## begin

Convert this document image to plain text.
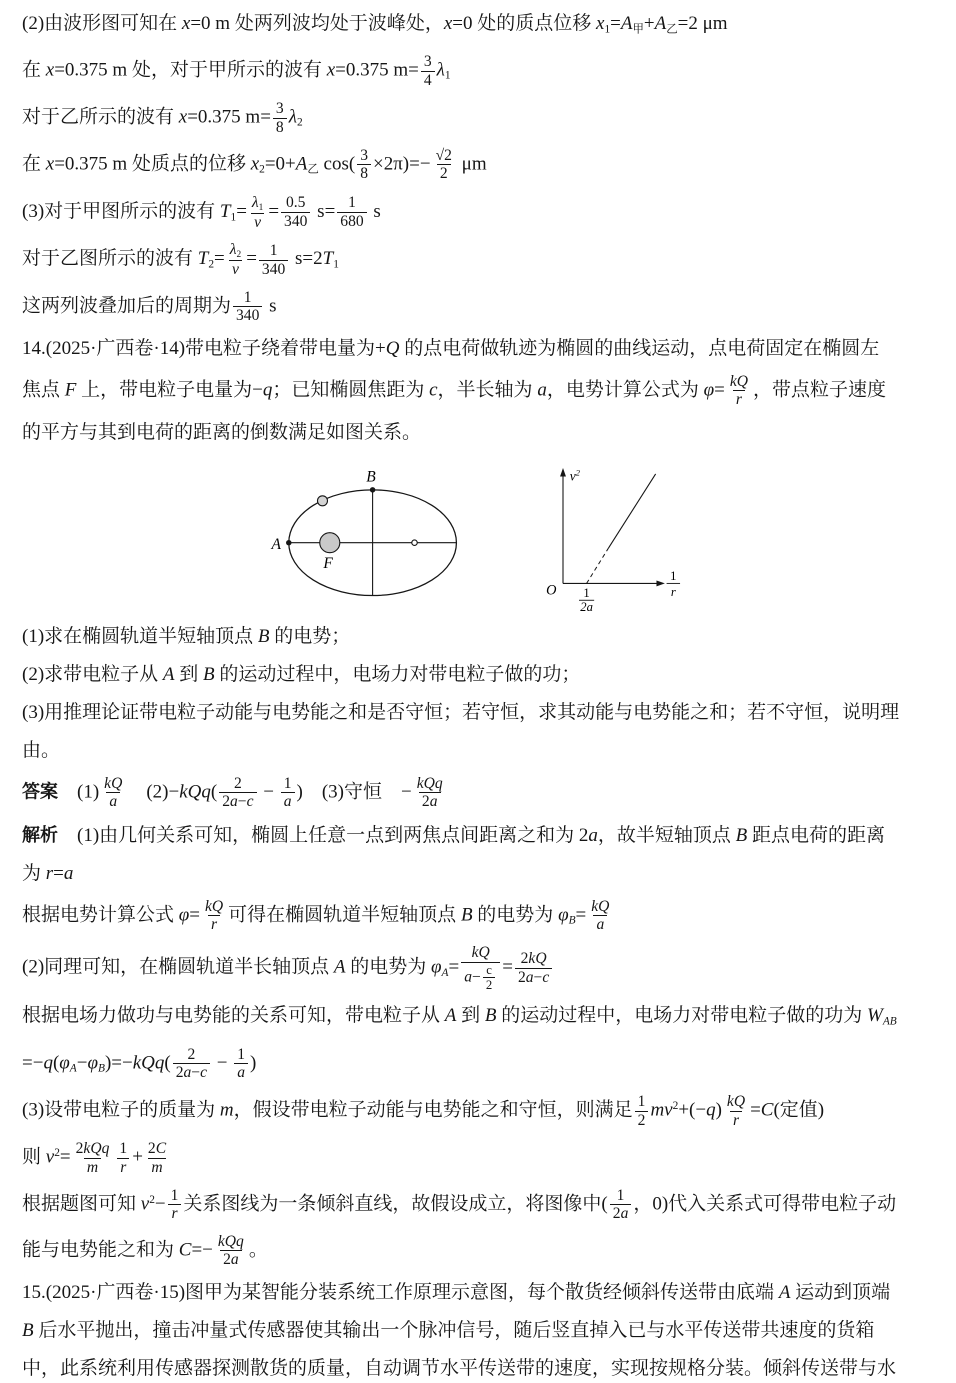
(2)由波形图可知在 x=0 m 处两列波均处于波峰处，x=0 处的质点位移 x1=A甲+A乙=2 μm
在 x=0.375 m 处，对于甲所示的波有 x=0.375 $m= \frac{3}{4} \lambda 1$
对于乙所示的波有 x=0.375 $m= \frac{3}{8} \lambda 2$
在 x=0.375 m 处质点的位移 x2=0+A乙 $\cos( \frac{3}{8} \times 2\pi)=- \frac{√2}{2}$ μm
(3)对于甲图所示的波有 $T1= \frac{\lambda 1}{v} = \frac{0.5}{340} s= \frac{1}{680}$ s
对于乙图所示的波有 $T2= \frac{\lambda 2}{v} = \frac{1}{340} s=2T1$
这两列波叠加后的周期为 $\frac{1}{340}$ s
14.(2025·广西卷·14)带电粒子绕着带电量为+Q 的点电荷做轨迹为椭圆的曲线运动，点电荷固定在椭圆左
焦点 F 上，带电粒子电量为−q；已知椭圆焦距为 c，半长轴为 a，电势计算公式为 $\varphi= \frac{kQ}{r}$ ，带点粒子速度
的平方与其到电荷的距离的倒数满足如图关系。
A
B
F
$v^2$
O
1
r
1
2a
(1)求在椭圆轨道半短轴顶点 B 的电势；
(2)求带电粒子从 A 到 B 的运动过程中，电场力对带电粒子做的功；
(3)用推理论证带电粒子动能与电势能之和是否守恒；若守恒，求其动能与电势能之和；若不守恒，说明理
由。
答案　$(1) \frac{kQ}{a}$ 　$(2)-kQq( \frac{2}{2a-c} - \frac{1}{a}$ )　(3)守恒　− $\frac{\text{kQq}}{2a}$
解析　(1)由几何关系可知，椭圆上任意一点到两焦点间距离之和为 2a，故半短轴顶点 B 距点电荷的距离
为 r=a
根据电势计算公式 $\varphi= \frac{kQ}{r}$ 可得在椭圆轨道半短轴顶点 B 的电势为 $\varphi B= \frac{kQ}{a}$
(2)同理可知，在椭圆轨道半长轴顶点 A 的电势为 $\varphi A= \frac{kQ}{a- \frac{c}{2}} = \frac{2kQ}{2a-c}$
根据电场力做功与电势能的关系可知，带电粒子从 A 到 B 的运动过程中，电场力对带电粒子做的功为 WAB
$=-q(\varphi A-\varphi B)=-kQq( \frac{2}{2a-c} - \frac{1}{a}$ )
(3)设带电粒子的质量为 m，假设带电粒子动能与电势能之和守恒，则满足 $\frac{1}{2} mv^2+(-q) \frac{kQ}{r} =C$(定值)
则 $v^2= \frac{\text{2kQq}}{m} \frac{1}{r} + \frac{2C}{m}$
根据题图可知 $v^2- \frac{1}{r}$ 关系图线为一条倾斜直线，故假设成立，将图像中( $\frac{1}{2a}$ ，0)代入关系式可得带电粒子动
能与电势能之和为 $C=- \frac{\text{kQq}}{2a}$ 。
15.(2025·广西卷·15)图甲为某智能分装系统工作原理示意图，每个散货经倾斜传送带由底端 A 运动到顶端
B 后水平抛出，撞击冲量式传感器使其输出一个脉冲信号，随后竖直掉入已与水平传送带共速度的货箱
中，此系统利用传感器探测散货的质量，自动调节水平传送带的速度，实现按规格分装。倾斜传送带与水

## end

* **Exercise prompt**: Return the listing above word for word, with the pictures removed.

* **Result of this task**:
Convert this document image to plain text.
(2)由波形图可知在 x=0 m 处两列波均处于波峰处，x=0 处的质点位移 x1=A甲+A乙=2 μm
在 x=0.375 m 处，对于甲所示的波有 x=0.375 $m= \frac{3}{4} \lambda 1$
对于乙所示的波有 x=0.375 $m= \frac{3}{8} \lambda 2$
在 x=0.375 m 处质点的位移 x2=0+A乙 $\cos( \frac{3}{8} \times 2\pi)=- \frac{√2}{2}$ μm
(3)对于甲图所示的波有 $T1= \frac{\lambda 1}{v} = \frac{0.5}{340} s= \frac{1}{680}$ s
对于乙图所示的波有 $T2= \frac{\lambda 2}{v} = \frac{1}{340} s=2T1$
这两列波叠加后的周期为 $\frac{1}{340}$ s
14.(2025·广西卷·14)带电粒子绕着带电量为+Q 的点电荷做轨迹为椭圆的曲线运动，点电荷固定在椭圆左
焦点 F 上，带电粒子电量为−q；已知椭圆焦距为 c，半长轴为 a，电势计算公式为 $\varphi= \frac{kQ}{r}$ ，带点粒子速度
的平方与其到电荷的距离的倒数满足如图关系。
A
B
F
$v^2$
O
1
r
1
2a
(1)求在椭圆轨道半短轴顶点 B 的电势；
(2)求带电粒子从 A 到 B 的运动过程中，电场力对带电粒子做的功；
(3)用推理论证带电粒子动能与电势能之和是否守恒；若守恒，求其动能与电势能之和；若不守恒，说明理
由。
答案　$(1) \frac{kQ}{a}$ 　$(2)-kQq( \frac{2}{2a-c} - \frac{1}{a}$ )　(3)守恒　− $\frac{\text{kQq}}{2a}$
解析　(1)由几何关系可知，椭圆上任意一点到两焦点间距离之和为 2a，故半短轴顶点 B 距点电荷的距离
为 r=a
根据电势计算公式 $\varphi= \frac{kQ}{r}$ 可得在椭圆轨道半短轴顶点 B 的电势为 $\varphi B= \frac{kQ}{a}$
(2)同理可知，在椭圆轨道半长轴顶点 A 的电势为 $\varphi A= \frac{kQ}{a- \frac{c}{2}} = \frac{2kQ}{2a-c}$
根据电场力做功与电势能的关系可知，带电粒子从 A 到 B 的运动过程中，电场力对带电粒子做的功为 WAB
$=-q(\varphi A-\varphi B)=-kQq( \frac{2}{2a-c} - \frac{1}{a}$ )
(3)设带电粒子的质量为 m，假设带电粒子动能与电势能之和守恒，则满足 $\frac{1}{2} mv^2+(-q) \frac{kQ}{r} =C$(定值)
则 $v^2= \frac{\text{2kQq}}{m} \frac{1}{r} + \frac{2C}{m}$
根据题图可知 $v^2- \frac{1}{r}$ 关系图线为一条倾斜直线，故假设成立，将图像中( $\frac{1}{2a}$ ，0)代入关系式可得带电粒子动
能与电势能之和为 $C=- \frac{\text{kQq}}{2a}$ 。
15.(2025·广西卷·15)图甲为某智能分装系统工作原理示意图，每个散货经倾斜传送带由底端 A 运动到顶端
B 后水平抛出，撞击冲量式传感器使其输出一个脉冲信号，随后竖直掉入已与水平传送带共速度的货箱
中，此系统利用传感器探测散货的质量，自动调节水平传送带的速度，实现按规格分装。倾斜传送带与水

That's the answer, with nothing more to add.